• **Task**:
Exactly repeat the material, dropping every picture from the copy.

[Collected data]
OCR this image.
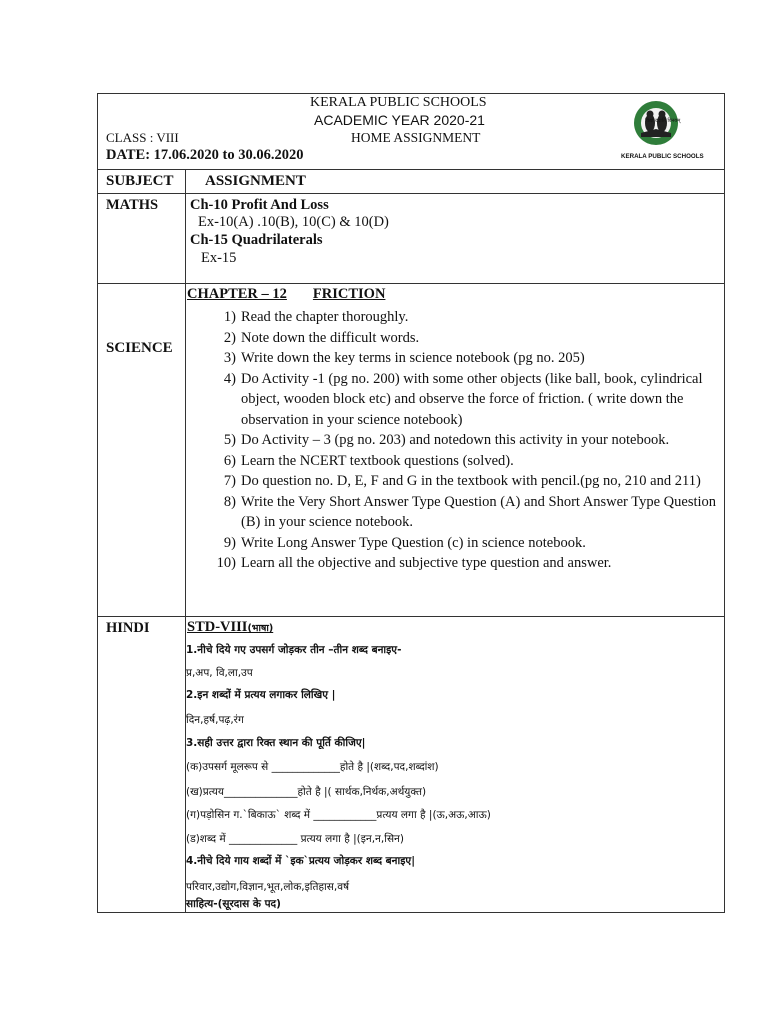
KERALA PUBLIC SCHOOLS
ACADEMIC YEAR 2020-21
CLASS : VIII	HOME ASSIGNMENT
DATE: 17.06.2020 to 30.06.2020
विद्या ददाति विनयम्
KERALA PUBLIC SCHOOLS
SUBJECT ASSIGNMENT
MATHS Ch-10 Profit And Loss
Ex-10(A) .10(B), 10(C) & 10(D)
Ch-15 Quadrilaterals
Ex-15
SCIENCE
CHAPTER – 12 FRICTION
1) Read the chapter thoroughly.
2) Note down the difficult words.
3) Write down the key terms in science notebook (pg no. 205)
4) Do Activity -1 (pg no. 200) with some other objects (like ball, book, cylindrical object, wooden block etc) and observe the force of friction. ( write down the observation in your science notebook)
5) Do Activity – 3 (pg no. 203) and notedown this activity in your notebook.
6) Learn the NCERT textbook questions (solved).
7) Do question no. D, E, F and G in the textbook with pencil.(pg no, 210 and 211)
8) Write the Very Short Answer Type Question (A) and Short Answer Type Question (B) in your science notebook.
9) Write Long Answer Type Question (c) in science notebook.
10) Learn all the objective and subjective type question and answer.
HINDI	STD-VIII(भाषा)
1.नीचे दिये गए उपसर्ग जोड़कर तीन –तीन शब्द बनाइए-
प्र,अप, वि,ला,उप
2.इन शब्दों में प्रत्यय लगाकर लिखिए |
दिन,हर्ष,पढ़,रंग
3.सही उत्तर द्वारा रिक्त स्थान की पूर्ति कीजिए|
(क)उपसर्ग मूलरूप से _____________होते है |(शब्द,पद,शब्दांश)
(ख)प्रत्यय______________होते है |( सार्थक,निर्थक,अर्थयुक्त)
(ग)पड़ोसिन ग.`बिकाऊ` शब्द में ____________प्रत्यय लगा है |(ऊ,अऊ,आऊ)
(ड)शब्द में _____________ प्रत्यय लगा है |(इन,न,सिन)
4.नीचे दिये गाय शब्दों में `इक`प्रत्यय जोड़कर शब्द बनाइए|
परिवार,उद्योग,विज्ञान,भूत,लोक,इतिहास,वर्ष
साहित्य-(सूरदास के पद)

• **Answer below**:
OCR this image.
KERALA PUBLIC SCHOOLS
ACADEMIC YEAR 2020-21
CLASS : VIII	HOME ASSIGNMENT
DATE: 17.06.2020 to 30.06.2020
विद्या ददाति विनयम्
KERALA PUBLIC SCHOOLS
SUBJECT ASSIGNMENT
MATHS Ch-10 Profit And Loss
Ex-10(A) .10(B), 10(C) & 10(D)
Ch-15 Quadrilaterals
Ex-15
SCIENCE
CHAPTER – 12 FRICTION
1) Read the chapter thoroughly.
2) Note down the difficult words.
3) Write down the key terms in science notebook (pg no. 205)
4) Do Activity -1 (pg no. 200) with some other objects (like ball, book, cylindrical object, wooden block etc) and observe the force of friction. ( write down the observation in your science notebook)
5) Do Activity – 3 (pg no. 203) and notedown this activity in your notebook.
6) Learn the NCERT textbook questions (solved).
7) Do question no. D, E, F and G in the textbook with pencil.(pg no, 210 and 211)
8) Write the Very Short Answer Type Question (A) and Short Answer Type Question (B) in your science notebook.
9) Write Long Answer Type Question (c) in science notebook.
10) Learn all the objective and subjective type question and answer.
HINDI	STD-VIII(भाषा)
1.नीचे दिये गए उपसर्ग जोड़कर तीन –तीन शब्द बनाइए-
प्र,अप, वि,ला,उप
2.इन शब्दों में प्रत्यय लगाकर लिखिए |
दिन,हर्ष,पढ़,रंग
3.सही उत्तर द्वारा रिक्त स्थान की पूर्ति कीजिए|
(क)उपसर्ग मूलरूप से _____________होते है |(शब्द,पद,शब्दांश)
(ख)प्रत्यय______________होते है |( सार्थक,निर्थक,अर्थयुक्त)
(ग)पड़ोसिन ग.`बिकाऊ` शब्द में ____________प्रत्यय लगा है |(ऊ,अऊ,आऊ)
(ड)शब्द में _____________ प्रत्यय लगा है |(इन,न,सिन)
4.नीचे दिये गाय शब्दों में `इक`प्रत्यय जोड़कर शब्द बनाइए|
परिवार,उद्योग,विज्ञान,भूत,लोक,इतिहास,वर्ष
साहित्य-(सूरदास के पद)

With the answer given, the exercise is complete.